Job: Please write out the material below exactly as given.

Stored records:

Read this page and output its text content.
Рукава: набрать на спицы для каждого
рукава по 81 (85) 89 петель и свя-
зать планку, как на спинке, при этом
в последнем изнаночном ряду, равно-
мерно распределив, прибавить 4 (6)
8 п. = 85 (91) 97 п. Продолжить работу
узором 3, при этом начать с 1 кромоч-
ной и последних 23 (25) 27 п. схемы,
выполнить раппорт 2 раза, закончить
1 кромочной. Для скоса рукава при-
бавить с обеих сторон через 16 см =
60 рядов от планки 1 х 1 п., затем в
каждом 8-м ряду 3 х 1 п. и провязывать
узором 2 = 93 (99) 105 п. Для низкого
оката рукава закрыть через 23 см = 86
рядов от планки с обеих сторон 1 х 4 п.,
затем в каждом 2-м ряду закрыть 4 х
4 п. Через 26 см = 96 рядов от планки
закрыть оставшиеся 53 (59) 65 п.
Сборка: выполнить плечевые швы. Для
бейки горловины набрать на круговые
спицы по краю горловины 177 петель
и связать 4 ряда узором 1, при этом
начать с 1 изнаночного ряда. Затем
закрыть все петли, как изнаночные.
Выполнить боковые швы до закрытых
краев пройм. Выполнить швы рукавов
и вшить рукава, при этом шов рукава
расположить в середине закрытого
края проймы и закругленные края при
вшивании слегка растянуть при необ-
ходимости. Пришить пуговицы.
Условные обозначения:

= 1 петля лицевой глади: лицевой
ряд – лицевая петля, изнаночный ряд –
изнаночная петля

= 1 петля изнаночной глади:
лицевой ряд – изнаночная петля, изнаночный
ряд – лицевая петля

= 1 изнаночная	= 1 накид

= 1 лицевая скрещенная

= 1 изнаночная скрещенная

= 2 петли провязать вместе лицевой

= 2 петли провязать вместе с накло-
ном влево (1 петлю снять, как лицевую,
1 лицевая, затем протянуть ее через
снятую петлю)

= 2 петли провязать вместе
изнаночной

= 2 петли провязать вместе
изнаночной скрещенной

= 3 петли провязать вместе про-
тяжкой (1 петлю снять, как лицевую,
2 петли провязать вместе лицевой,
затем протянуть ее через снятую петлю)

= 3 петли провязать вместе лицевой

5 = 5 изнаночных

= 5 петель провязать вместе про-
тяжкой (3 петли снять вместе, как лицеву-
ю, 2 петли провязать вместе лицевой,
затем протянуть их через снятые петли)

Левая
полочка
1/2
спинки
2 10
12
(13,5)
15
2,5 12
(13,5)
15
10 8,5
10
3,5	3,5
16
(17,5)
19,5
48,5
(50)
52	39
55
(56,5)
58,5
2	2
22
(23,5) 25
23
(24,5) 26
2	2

Answer to the task:
Read this page and output its text content.
Рукава: набрать на спицы для каждого
рукава по 81 (85) 89 петель и свя-
зать планку, как на спинке, при этом
в последнем изнаночном ряду, равно-
мерно распределив, прибавить 4 (6)
8 п. = 85 (91) 97 п. Продолжить работу
узором 3, при этом начать с 1 кромоч-
ной и последних 23 (25) 27 п. схемы,
выполнить раппорт 2 раза, закончить
1 кромочной. Для скоса рукава при-
бавить с обеих сторон через 16 см =
60 рядов от планки 1 х 1 п., затем в
каждом 8-м ряду 3 х 1 п. и провязывать
узором 2 = 93 (99) 105 п. Для низкого
оката рукава закрыть через 23 см = 86
рядов от планки с обеих сторон 1 х 4 п.,
затем в каждом 2-м ряду закрыть 4 х
4 п. Через 26 см = 96 рядов от планки
закрыть оставшиеся 53 (59) 65 п.
Сборка: выполнить плечевые швы. Для
бейки горловины набрать на круговые
спицы по краю горловины 177 петель
и связать 4 ряда узором 1, при этом
начать с 1 изнаночного ряда. Затем
закрыть все петли, как изнаночные.
Выполнить боковые швы до закрытых
краев пройм. Выполнить швы рукавов
и вшить рукава, при этом шов рукава
расположить в середине закрытого
края проймы и закругленные края при
вшивании слегка растянуть при необ-
ходимости. Пришить пуговицы.
Условные обозначения:

= 1 петля лицевой глади: лицевой
ряд – лицевая петля, изнаночный ряд –
изнаночная петля

= 1 петля изнаночной глади:
лицевой ряд – изнаночная петля, изнаночный
ряд – лицевая петля

= 1 изнаночная	= 1 накид

= 1 лицевая скрещенная

= 1 изнаночная скрещенная

= 2 петли провязать вместе лицевой

= 2 петли провязать вместе с накло-
ном влево (1 петлю снять, как лицевую,
1 лицевая, затем протянуть ее через
снятую петлю)

= 2 петли провязать вместе
изнаночной

= 2 петли провязать вместе
изнаночной скрещенной

= 3 петли провязать вместе про-
тяжкой (1 петлю снять, как лицевую,
2 петли провязать вместе лицевой,
затем протянуть ее через снятую петлю)

= 3 петли провязать вместе лицевой

5 = 5 изнаночных

= 5 петель провязать вместе про-
тяжкой (3 петли снять вместе, как лицеву-
ю, 2 петли провязать вместе лицевой,
затем протянуть их через снятые петли)

Левая
полочка
1/2
спинки
2 10
12
(13,5)
15
2,5 12
(13,5)
15
10 8,5
10
3,5	3,5
16
(17,5)
19,5
48,5
(50)
52	39
55
(56,5)
58,5
2	2
22
(23,5) 25
23
(24,5) 26
2	2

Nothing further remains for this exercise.